[Exercise requirements]
Gather every line from the entries below that includes "슈퍼개미".

[Stored data entries]

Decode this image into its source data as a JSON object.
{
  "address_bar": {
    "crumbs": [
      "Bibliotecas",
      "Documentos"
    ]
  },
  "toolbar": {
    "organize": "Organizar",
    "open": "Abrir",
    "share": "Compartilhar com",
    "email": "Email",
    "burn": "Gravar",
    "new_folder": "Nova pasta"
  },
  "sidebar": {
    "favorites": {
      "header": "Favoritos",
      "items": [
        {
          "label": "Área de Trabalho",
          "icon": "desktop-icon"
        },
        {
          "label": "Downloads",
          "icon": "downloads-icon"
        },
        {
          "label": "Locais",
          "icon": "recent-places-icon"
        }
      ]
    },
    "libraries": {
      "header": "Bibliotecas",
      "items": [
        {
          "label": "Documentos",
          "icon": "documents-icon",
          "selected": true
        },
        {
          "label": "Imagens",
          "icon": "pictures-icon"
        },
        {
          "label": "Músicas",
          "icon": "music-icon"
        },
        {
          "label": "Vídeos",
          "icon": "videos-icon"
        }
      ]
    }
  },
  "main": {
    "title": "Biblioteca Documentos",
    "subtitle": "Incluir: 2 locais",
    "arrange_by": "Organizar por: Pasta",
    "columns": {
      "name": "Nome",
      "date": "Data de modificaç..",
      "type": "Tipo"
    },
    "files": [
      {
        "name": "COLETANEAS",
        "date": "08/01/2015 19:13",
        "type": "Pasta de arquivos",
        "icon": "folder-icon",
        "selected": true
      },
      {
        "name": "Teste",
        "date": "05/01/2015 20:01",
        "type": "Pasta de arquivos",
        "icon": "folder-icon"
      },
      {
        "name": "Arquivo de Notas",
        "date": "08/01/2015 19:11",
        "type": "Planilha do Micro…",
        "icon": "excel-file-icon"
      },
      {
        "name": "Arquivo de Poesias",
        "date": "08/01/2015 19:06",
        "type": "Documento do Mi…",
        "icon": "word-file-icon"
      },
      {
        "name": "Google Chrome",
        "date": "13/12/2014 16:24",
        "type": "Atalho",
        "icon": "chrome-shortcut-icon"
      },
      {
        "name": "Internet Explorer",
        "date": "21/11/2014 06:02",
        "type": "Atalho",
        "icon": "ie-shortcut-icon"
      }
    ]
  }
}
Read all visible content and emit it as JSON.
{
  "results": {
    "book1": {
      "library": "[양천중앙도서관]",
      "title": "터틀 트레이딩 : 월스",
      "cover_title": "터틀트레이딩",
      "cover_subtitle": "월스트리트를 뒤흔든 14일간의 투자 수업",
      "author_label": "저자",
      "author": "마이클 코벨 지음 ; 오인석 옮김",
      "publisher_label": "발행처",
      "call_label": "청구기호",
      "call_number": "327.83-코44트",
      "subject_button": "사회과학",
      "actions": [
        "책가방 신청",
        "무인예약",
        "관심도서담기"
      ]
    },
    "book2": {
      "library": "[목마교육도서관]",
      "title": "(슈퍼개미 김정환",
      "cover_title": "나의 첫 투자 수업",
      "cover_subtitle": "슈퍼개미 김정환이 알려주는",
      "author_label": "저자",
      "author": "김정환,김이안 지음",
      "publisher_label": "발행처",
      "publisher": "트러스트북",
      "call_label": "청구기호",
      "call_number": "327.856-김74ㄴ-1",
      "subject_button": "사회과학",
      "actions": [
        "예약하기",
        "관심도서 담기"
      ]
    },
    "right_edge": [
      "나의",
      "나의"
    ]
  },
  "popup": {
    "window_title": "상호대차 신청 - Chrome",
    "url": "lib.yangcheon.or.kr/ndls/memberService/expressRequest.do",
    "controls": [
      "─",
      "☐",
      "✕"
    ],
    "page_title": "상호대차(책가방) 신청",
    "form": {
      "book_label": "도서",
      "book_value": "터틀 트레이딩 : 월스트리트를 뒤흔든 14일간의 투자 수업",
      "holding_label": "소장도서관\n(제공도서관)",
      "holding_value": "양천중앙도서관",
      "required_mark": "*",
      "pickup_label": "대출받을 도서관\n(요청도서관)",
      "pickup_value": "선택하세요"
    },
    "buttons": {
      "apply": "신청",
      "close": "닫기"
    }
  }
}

[Finished exercise]
      "title": "(슈퍼개미 김정환",
      "cover_subtitle": "슈퍼개미 김정환이 알려주는",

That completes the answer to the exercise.